(TASK INPUT)
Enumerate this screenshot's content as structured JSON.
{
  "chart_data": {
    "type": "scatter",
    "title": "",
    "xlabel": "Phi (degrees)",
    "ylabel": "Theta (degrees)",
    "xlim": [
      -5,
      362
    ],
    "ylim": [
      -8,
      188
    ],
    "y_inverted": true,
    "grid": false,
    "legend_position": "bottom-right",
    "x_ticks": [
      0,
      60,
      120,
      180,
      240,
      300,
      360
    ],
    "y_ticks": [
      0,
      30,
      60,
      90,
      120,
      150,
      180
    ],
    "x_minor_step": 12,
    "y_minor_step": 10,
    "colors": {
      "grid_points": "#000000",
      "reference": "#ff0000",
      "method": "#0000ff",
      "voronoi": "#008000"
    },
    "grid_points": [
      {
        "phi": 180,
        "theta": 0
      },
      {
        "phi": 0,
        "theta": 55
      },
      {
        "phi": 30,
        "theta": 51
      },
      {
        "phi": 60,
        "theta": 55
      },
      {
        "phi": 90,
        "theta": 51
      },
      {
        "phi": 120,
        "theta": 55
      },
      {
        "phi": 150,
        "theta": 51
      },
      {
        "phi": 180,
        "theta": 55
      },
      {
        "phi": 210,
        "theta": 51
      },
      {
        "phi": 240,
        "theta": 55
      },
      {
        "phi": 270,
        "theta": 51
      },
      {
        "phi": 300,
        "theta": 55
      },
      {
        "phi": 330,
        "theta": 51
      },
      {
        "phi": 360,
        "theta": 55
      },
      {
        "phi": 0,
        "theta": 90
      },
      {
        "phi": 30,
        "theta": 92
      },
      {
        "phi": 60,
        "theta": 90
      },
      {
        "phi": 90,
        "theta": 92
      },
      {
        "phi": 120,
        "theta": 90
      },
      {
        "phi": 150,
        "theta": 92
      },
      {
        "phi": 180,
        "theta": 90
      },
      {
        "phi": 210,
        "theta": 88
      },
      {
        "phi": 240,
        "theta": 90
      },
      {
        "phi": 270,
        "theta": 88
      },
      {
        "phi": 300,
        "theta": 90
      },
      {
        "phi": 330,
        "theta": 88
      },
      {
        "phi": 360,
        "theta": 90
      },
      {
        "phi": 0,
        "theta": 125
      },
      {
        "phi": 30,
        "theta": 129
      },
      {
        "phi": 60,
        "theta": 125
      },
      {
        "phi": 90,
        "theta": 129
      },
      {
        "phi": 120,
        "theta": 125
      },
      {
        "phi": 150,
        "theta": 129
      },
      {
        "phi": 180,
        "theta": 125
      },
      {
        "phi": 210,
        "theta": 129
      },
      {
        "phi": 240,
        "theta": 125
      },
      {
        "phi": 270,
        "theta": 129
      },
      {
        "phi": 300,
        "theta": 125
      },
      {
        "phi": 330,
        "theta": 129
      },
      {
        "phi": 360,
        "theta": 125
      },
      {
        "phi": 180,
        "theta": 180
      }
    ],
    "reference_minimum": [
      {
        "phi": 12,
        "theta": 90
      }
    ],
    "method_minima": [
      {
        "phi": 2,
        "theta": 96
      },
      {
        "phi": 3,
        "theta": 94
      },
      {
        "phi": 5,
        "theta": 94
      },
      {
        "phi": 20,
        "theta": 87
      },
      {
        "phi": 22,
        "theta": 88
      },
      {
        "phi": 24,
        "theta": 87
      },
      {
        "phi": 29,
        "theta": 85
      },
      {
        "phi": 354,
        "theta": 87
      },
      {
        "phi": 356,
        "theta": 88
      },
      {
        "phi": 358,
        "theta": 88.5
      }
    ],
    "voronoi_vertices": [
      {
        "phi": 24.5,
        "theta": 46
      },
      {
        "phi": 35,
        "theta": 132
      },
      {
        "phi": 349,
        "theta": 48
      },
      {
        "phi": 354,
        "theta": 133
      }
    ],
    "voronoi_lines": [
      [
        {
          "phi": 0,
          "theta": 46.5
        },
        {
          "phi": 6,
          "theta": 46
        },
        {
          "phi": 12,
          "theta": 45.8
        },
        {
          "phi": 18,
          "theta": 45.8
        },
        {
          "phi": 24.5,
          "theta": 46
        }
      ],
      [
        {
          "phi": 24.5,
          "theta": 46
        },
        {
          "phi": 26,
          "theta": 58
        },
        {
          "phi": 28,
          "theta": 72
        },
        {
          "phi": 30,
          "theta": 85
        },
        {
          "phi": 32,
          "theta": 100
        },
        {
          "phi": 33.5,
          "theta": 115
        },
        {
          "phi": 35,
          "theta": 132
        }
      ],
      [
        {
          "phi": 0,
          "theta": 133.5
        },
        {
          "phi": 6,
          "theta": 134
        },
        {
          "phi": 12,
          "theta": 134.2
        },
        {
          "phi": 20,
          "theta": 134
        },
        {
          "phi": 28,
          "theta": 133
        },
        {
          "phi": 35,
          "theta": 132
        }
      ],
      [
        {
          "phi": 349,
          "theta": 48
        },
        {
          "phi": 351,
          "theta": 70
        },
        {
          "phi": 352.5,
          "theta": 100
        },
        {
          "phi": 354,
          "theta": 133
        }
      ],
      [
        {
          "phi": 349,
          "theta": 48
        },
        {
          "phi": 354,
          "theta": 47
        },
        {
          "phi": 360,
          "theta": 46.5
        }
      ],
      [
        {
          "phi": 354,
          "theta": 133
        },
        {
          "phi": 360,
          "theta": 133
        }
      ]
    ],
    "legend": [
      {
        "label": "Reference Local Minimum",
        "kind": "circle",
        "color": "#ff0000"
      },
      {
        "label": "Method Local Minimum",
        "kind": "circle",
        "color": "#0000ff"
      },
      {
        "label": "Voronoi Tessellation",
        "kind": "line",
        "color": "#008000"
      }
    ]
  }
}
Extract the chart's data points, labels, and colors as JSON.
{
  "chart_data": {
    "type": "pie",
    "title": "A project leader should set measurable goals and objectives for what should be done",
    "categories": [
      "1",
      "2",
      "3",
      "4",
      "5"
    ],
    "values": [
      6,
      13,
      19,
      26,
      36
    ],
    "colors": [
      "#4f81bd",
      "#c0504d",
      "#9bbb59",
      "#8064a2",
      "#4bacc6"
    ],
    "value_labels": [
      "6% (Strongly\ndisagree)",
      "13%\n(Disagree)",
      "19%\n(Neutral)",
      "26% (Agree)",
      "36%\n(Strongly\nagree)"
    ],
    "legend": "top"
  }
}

(GIVEN TASK) Each line holding the word "title" counts once; report the total and nothing else.

(SOLUTION FOR THIS EXERCISE) 2